===== Page excerpt =====

It is worth noting that these results are from scans performed by an experienced single operator, and therefore the reproducibility of these results remains to be established. We believe that this technique is relatively simple when compared to other commonly used musculoskeletal ultrasound measurements such diaphragm ultrasound, and therefore anticipate that parasternal ultrasound will be easily implemented, although this remains to be established. We plan to study this in future work.

Future directions

Given the reliability of ultrasound measurement and the direction of relationships as expected, we believe that there are benefits in this approach over the CT method. Firstly, the lack of ionising radiation is important, particularly given these patients are increasingly likely to undergo CT scanning for other indications such as lung cancer screening36. Ultrasound is readily repeatable, opening up new opportunities to assess function and response to therapies in patients with COPD, and given the benefits of parenchymal ultrasound in patients with acute respiratory failure22, the ready applicability and ability to be added to current imaging protocols shows promise.

===== Data for review =====

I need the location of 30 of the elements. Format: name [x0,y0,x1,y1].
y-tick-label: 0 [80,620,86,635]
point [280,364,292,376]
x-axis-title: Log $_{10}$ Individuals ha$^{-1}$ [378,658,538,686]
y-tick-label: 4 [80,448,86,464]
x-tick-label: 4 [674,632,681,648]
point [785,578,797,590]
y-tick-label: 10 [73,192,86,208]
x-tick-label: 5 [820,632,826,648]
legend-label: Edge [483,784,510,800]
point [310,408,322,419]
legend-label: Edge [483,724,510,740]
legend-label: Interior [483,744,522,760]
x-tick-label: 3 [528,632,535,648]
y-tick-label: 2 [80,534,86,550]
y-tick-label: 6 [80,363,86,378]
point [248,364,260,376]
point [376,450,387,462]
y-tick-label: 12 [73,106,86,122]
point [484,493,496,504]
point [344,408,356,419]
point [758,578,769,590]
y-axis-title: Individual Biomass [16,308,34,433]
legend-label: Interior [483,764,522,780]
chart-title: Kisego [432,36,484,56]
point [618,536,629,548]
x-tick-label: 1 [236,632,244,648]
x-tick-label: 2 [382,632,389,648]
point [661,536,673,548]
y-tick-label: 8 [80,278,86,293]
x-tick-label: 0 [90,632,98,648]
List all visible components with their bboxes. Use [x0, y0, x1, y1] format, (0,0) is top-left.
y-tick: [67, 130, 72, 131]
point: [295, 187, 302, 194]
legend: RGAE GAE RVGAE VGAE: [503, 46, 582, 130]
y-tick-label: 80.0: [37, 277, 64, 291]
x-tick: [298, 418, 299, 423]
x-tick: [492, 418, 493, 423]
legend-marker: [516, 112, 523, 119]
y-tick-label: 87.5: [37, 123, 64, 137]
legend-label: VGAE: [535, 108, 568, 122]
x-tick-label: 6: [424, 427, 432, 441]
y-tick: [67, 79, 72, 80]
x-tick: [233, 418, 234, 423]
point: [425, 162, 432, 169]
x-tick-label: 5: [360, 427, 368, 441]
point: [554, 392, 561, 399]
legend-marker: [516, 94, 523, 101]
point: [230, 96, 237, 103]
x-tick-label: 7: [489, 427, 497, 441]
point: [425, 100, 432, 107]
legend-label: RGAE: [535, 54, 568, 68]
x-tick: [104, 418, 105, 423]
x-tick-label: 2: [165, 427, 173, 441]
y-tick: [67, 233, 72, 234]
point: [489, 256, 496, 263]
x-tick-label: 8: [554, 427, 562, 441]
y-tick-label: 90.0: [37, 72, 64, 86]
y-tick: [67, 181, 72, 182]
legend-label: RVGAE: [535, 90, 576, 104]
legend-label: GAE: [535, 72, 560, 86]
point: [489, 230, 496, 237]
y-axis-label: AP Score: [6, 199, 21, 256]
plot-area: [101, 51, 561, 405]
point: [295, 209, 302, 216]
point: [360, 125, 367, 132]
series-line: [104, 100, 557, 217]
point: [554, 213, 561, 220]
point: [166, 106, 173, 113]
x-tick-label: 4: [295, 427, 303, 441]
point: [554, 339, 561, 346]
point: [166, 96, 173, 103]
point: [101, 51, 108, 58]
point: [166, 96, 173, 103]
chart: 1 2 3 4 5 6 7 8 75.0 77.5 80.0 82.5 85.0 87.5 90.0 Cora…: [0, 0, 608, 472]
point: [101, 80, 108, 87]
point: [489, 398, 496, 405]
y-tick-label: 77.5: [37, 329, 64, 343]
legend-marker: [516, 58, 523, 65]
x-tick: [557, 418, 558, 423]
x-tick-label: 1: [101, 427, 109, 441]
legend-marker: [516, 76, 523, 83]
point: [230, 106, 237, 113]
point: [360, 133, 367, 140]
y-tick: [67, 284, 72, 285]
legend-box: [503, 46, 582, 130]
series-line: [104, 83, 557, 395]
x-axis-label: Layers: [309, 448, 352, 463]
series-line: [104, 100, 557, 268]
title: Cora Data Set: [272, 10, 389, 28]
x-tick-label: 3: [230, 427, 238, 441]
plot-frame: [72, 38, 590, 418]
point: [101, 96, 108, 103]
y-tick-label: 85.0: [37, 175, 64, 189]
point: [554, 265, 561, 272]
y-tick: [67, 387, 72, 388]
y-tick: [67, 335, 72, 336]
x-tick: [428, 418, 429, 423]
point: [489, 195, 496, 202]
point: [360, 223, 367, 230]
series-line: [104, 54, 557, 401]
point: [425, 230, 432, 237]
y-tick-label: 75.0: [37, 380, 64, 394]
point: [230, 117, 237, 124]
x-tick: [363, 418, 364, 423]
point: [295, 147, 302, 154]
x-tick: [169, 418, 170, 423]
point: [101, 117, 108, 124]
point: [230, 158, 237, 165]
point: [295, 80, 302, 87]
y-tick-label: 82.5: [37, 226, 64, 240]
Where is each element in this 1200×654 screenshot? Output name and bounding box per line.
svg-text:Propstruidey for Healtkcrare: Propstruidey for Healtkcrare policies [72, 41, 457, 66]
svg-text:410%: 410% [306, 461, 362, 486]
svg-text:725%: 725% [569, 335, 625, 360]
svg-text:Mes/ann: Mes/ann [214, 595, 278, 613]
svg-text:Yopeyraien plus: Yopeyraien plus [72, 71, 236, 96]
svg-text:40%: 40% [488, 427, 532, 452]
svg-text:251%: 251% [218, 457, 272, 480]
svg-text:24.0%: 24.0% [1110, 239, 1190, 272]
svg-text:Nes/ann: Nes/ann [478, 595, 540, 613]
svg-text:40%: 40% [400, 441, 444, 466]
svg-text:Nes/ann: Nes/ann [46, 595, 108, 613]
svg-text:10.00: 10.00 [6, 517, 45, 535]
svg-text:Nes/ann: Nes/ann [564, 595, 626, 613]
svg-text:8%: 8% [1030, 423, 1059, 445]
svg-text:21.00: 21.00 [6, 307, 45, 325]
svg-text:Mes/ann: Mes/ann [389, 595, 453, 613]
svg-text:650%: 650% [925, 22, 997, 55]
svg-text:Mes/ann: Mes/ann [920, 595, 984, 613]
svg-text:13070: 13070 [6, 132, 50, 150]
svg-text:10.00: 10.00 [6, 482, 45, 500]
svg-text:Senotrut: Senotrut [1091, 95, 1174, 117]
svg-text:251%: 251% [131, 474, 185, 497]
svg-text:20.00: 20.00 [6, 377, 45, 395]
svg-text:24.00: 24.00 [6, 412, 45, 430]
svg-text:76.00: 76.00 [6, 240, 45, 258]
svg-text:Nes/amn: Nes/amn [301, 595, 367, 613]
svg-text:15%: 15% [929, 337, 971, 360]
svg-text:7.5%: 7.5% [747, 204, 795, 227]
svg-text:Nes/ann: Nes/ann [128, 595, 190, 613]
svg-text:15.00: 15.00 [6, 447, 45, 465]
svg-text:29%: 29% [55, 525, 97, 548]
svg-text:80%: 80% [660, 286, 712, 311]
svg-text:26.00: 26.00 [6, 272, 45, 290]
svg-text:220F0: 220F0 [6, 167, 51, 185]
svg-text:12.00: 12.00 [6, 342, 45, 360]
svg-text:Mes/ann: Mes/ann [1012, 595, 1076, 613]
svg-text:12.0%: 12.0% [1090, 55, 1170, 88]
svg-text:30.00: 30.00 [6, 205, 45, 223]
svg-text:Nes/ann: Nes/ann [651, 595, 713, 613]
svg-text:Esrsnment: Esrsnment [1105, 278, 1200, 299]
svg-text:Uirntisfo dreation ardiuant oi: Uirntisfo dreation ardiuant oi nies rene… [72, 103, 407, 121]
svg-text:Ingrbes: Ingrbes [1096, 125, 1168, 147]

=====

Continue the passage on parasternal ultrasound in COPD, starting right after its last sentence.

Answer space –
It is remains to be seen whether there are differences between stable and exacerbating populations, and whether intercostal muscles can undergo dynamic changes described in other muscle groups10. The use of controls would also allow delineation of the role of hyperinflation, although it is worth noting that data in healthy individuals did not find thoracic-volume dependent changes in intercostal thickness or intercostal space distance in the second interspace bilaterally23. This would support data that the effect of hyperinflation on inspiratory muscles is largely due to alterations in direction of rib displacement15, with reduction in change in airway opening pressure as intrathoracic pressure increases. We have presented data that therapies aimed at reducing hyperinflation result in changes in intercostal muscles37.

The data surrounding quadriceps muscle quantity and quality in COPD demonstrate the clinical utility of lower limb ultrasound2,3,4,11,12, and given intercostal bulk is also reduced in COPD but has a more direct impact on respiratory mechanics the potential role of this biomarker is wide. We believe that a study comparing quadriceps and intercostal ultrasound in patients with COPD, focussing on patient-specific outcomes such as exercise capacity and exacerbations would provide valuable data further separating the contributions of systemic and respiratory muscle quantity and quality changes.

Finally, as previously mentioned, the reproducibility of this technique is yet to be established, and the reliability of parasternal intercostal ultrasound with different levels of operator experience requires study.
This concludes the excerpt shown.